══ Records to use

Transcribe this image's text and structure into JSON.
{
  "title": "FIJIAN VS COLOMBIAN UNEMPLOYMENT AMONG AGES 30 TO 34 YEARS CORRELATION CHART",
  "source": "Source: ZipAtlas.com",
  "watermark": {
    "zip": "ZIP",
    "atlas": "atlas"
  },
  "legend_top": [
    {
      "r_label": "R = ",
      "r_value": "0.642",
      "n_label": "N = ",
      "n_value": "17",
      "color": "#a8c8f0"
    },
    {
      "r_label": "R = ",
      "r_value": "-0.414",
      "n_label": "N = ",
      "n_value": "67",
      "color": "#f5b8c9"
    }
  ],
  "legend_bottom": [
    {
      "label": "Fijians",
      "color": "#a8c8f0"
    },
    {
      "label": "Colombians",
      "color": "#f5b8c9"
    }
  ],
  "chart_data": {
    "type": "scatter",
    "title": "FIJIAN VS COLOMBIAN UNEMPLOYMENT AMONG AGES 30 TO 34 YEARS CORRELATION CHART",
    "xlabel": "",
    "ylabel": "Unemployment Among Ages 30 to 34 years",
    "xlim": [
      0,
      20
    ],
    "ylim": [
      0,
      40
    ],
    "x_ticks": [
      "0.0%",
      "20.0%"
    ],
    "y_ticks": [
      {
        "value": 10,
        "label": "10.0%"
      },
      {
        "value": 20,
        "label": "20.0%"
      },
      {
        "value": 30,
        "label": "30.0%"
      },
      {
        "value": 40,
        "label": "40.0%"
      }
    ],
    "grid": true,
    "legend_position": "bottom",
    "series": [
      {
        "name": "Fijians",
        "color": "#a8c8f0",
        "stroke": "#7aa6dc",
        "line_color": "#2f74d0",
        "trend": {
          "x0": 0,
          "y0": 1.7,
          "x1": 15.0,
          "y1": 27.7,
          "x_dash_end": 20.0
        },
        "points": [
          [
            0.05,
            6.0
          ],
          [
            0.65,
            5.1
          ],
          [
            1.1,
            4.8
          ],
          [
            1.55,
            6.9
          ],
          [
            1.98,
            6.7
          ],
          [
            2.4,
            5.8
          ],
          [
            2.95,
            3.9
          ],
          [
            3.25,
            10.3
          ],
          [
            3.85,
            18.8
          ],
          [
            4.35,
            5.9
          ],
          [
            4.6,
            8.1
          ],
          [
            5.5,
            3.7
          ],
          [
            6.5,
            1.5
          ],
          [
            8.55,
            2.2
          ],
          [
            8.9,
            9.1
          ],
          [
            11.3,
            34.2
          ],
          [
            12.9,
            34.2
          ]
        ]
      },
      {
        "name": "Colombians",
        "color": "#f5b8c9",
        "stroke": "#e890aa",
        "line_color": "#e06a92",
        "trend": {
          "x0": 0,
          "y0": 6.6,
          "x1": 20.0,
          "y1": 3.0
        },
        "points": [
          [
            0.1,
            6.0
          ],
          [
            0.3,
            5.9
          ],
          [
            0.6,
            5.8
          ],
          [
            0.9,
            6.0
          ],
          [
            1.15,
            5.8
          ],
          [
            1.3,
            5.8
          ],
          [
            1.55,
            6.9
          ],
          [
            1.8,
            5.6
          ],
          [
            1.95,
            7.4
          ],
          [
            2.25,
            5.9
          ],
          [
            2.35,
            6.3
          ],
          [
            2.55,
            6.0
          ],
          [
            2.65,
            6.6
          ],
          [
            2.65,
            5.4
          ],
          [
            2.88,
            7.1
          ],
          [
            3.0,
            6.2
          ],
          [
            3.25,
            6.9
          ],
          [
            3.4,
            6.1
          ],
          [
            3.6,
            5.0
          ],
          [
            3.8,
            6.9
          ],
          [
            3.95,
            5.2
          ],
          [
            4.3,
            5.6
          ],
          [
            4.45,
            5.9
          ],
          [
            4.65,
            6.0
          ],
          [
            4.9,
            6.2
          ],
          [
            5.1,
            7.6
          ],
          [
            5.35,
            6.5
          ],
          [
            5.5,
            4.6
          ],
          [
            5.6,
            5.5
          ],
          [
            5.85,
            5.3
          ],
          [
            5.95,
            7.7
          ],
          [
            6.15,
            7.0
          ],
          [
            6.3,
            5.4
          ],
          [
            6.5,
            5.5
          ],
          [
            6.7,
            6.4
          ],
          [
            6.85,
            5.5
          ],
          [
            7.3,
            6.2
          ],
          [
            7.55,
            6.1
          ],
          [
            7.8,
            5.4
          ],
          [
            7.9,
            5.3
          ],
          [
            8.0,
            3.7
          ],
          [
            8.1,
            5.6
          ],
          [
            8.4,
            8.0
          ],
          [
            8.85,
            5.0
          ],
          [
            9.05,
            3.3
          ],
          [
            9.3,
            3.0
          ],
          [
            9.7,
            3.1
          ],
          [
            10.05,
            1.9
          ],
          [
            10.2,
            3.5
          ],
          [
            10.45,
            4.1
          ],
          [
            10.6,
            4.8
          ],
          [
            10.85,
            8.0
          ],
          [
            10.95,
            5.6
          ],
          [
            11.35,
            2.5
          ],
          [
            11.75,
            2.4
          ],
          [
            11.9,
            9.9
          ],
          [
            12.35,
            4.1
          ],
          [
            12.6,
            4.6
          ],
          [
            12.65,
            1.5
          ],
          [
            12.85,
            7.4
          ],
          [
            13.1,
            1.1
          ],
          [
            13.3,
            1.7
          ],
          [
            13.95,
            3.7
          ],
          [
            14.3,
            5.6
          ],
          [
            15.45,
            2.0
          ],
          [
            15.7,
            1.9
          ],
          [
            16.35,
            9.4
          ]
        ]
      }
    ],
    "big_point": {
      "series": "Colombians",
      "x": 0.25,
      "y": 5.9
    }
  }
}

════

Aim of the task: Return the whole listing exactly, with every line included.

Final result:
Transcribe this image's text and structure into JSON.
{
  "title": "FIJIAN VS COLOMBIAN UNEMPLOYMENT AMONG AGES 30 TO 34 YEARS CORRELATION CHART",
  "source": "Source: ZipAtlas.com",
  "watermark": {
    "zip": "ZIP",
    "atlas": "atlas"
  },
  "legend_top": [
    {
      "r_label": "R = ",
      "r_value": "0.642",
      "n_label": "N = ",
      "n_value": "17",
      "color": "#a8c8f0"
    },
    {
      "r_label": "R = ",
      "r_value": "-0.414",
      "n_label": "N = ",
      "n_value": "67",
      "color": "#f5b8c9"
    }
  ],
  "legend_bottom": [
    {
      "label": "Fijians",
      "color": "#a8c8f0"
    },
    {
      "label": "Colombians",
      "color": "#f5b8c9"
    }
  ],
  "chart_data": {
    "type": "scatter",
    "title": "FIJIAN VS COLOMBIAN UNEMPLOYMENT AMONG AGES 30 TO 34 YEARS CORRELATION CHART",
    "xlabel": "",
    "ylabel": "Unemployment Among Ages 30 to 34 years",
    "xlim": [
      0,
      20
    ],
    "ylim": [
      0,
      40
    ],
    "x_ticks": [
      "0.0%",
      "20.0%"
    ],
    "y_ticks": [
      {
        "value": 10,
        "label": "10.0%"
      },
      {
        "value": 20,
        "label": "20.0%"
      },
      {
        "value": 30,
        "label": "30.0%"
      },
      {
        "value": 40,
        "label": "40.0%"
      }
    ],
    "grid": true,
    "legend_position": "bottom",
    "series": [
      {
        "name": "Fijians",
        "color": "#a8c8f0",
        "stroke": "#7aa6dc",
        "line_color": "#2f74d0",
        "trend": {
          "x0": 0,
          "y0": 1.7,
          "x1": 15.0,
          "y1": 27.7,
          "x_dash_end": 20.0
        },
        "points": [
          [
            0.05,
            6.0
          ],
          [
            0.65,
            5.1
          ],
          [
            1.1,
            4.8
          ],
          [
            1.55,
            6.9
          ],
          [
            1.98,
            6.7
          ],
          [
            2.4,
            5.8
          ],
          [
            2.95,
            3.9
          ],
          [
            3.25,
            10.3
          ],
          [
            3.85,
            18.8
          ],
          [
            4.35,
            5.9
          ],
          [
            4.6,
            8.1
          ],
          [
            5.5,
            3.7
          ],
          [
            6.5,
            1.5
          ],
          [
            8.55,
            2.2
          ],
          [
            8.9,
            9.1
          ],
          [
            11.3,
            34.2
          ],
          [
            12.9,
            34.2
          ]
        ]
      },
      {
        "name": "Colombians",
        "color": "#f5b8c9",
        "stroke": "#e890aa",
        "line_color": "#e06a92",
        "trend": {
          "x0": 0,
          "y0": 6.6,
          "x1": 20.0,
          "y1": 3.0
        },
        "points": [
          [
            0.1,
            6.0
          ],
          [
            0.3,
            5.9
          ],
          [
            0.6,
            5.8
          ],
          [
            0.9,
            6.0
          ],
          [
            1.15,
            5.8
          ],
          [
            1.3,
            5.8
          ],
          [
            1.55,
            6.9
          ],
          [
            1.8,
            5.6
          ],
          [
            1.95,
            7.4
          ],
          [
            2.25,
            5.9
          ],
          [
            2.35,
            6.3
          ],
          [
            2.55,
            6.0
          ],
          [
            2.65,
            6.6
          ],
          [
            2.65,
            5.4
          ],
          [
            2.88,
            7.1
          ],
          [
            3.0,
            6.2
          ],
          [
            3.25,
            6.9
          ],
          [
            3.4,
            6.1
          ],
          [
            3.6,
            5.0
          ],
          [
            3.8,
            6.9
          ],
          [
            3.95,
            5.2
          ],
          [
            4.3,
            5.6
          ],
          [
            4.45,
            5.9
          ],
          [
            4.65,
            6.0
          ],
          [
            4.9,
            6.2
          ],
          [
            5.1,
            7.6
          ],
          [
            5.35,
            6.5
          ],
          [
            5.5,
            4.6
          ],
          [
            5.6,
            5.5
          ],
          [
            5.85,
            5.3
          ],
          [
            5.95,
            7.7
          ],
          [
            6.15,
            7.0
          ],
          [
            6.3,
            5.4
          ],
          [
            6.5,
            5.5
          ],
          [
            6.7,
            6.4
          ],
          [
            6.85,
            5.5
          ],
          [
            7.3,
            6.2
          ],
          [
            7.55,
            6.1
          ],
          [
            7.8,
            5.4
          ],
          [
            7.9,
            5.3
          ],
          [
            8.0,
            3.7
          ],
          [
            8.1,
            5.6
          ],
          [
            8.4,
            8.0
          ],
          [
            8.85,
            5.0
          ],
          [
            9.05,
            3.3
          ],
          [
            9.3,
            3.0
          ],
          [
            9.7,
            3.1
          ],
          [
            10.05,
            1.9
          ],
          [
            10.2,
            3.5
          ],
          [
            10.45,
            4.1
          ],
          [
            10.6,
            4.8
          ],
          [
            10.85,
            8.0
          ],
          [
            10.95,
            5.6
          ],
          [
            11.35,
            2.5
          ],
          [
            11.75,
            2.4
          ],
          [
            11.9,
            9.9
          ],
          [
            12.35,
            4.1
          ],
          [
            12.6,
            4.6
          ],
          [
            12.65,
            1.5
          ],
          [
            12.85,
            7.4
          ],
          [
            13.1,
            1.1
          ],
          [
            13.3,
            1.7
          ],
          [
            13.95,
            3.7
          ],
          [
            14.3,
            5.6
          ],
          [
            15.45,
            2.0
          ],
          [
            15.7,
            1.9
          ],
          [
            16.35,
            9.4
          ]
        ]
      }
    ],
    "big_point": {
      "series": "Colombians",
      "x": 0.25,
      "y": 5.9
    }
  }
}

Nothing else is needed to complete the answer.